## What you will do:
All records below must be retyped exactly.

## Data entries:

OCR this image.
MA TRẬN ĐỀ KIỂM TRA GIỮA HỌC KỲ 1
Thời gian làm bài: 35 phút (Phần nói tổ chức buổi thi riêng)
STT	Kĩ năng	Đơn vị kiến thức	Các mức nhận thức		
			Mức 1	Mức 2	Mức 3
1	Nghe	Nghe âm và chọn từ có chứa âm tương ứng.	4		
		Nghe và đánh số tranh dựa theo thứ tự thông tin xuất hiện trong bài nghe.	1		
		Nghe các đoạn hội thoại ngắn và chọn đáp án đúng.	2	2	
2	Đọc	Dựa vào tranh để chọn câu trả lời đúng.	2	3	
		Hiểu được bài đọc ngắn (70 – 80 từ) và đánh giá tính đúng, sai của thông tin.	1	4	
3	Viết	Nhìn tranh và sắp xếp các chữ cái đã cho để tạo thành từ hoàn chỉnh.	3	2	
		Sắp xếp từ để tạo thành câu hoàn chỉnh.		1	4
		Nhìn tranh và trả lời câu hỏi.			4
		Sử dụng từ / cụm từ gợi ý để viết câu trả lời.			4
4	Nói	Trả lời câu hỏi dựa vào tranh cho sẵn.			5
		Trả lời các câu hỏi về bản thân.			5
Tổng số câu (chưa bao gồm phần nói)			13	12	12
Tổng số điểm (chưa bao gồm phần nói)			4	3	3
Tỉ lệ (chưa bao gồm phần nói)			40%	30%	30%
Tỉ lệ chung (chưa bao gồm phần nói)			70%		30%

## Full response:
OCR this image.
MA TRẬN ĐỀ KIỂM TRA GIỮA HỌC KỲ 1
Thời gian làm bài: 35 phút (Phần nói tổ chức buổi thi riêng)
STT	Kĩ năng	Đơn vị kiến thức	Các mức nhận thức		
			Mức 1	Mức 2	Mức 3
1	Nghe	Nghe âm và chọn từ có chứa âm tương ứng.	4		
		Nghe và đánh số tranh dựa theo thứ tự thông tin xuất hiện trong bài nghe.	1		
		Nghe các đoạn hội thoại ngắn và chọn đáp án đúng.	2	2	
2	Đọc	Dựa vào tranh để chọn câu trả lời đúng.	2	3	
		Hiểu được bài đọc ngắn (70 – 80 từ) và đánh giá tính đúng, sai của thông tin.	1	4	
3	Viết	Nhìn tranh và sắp xếp các chữ cái đã cho để tạo thành từ hoàn chỉnh.	3	2	
		Sắp xếp từ để tạo thành câu hoàn chỉnh.		1	4
		Nhìn tranh và trả lời câu hỏi.			4
		Sử dụng từ / cụm từ gợi ý để viết câu trả lời.			4
4	Nói	Trả lời câu hỏi dựa vào tranh cho sẵn.			5
		Trả lời các câu hỏi về bản thân.			5
Tổng số câu (chưa bao gồm phần nói)			13	12	12
Tổng số điểm (chưa bao gồm phần nói)			4	3	3
Tỉ lệ (chưa bao gồm phần nói)			40%	30%	30%
Tỉ lệ chung (chưa bao gồm phần nói)			70%		30%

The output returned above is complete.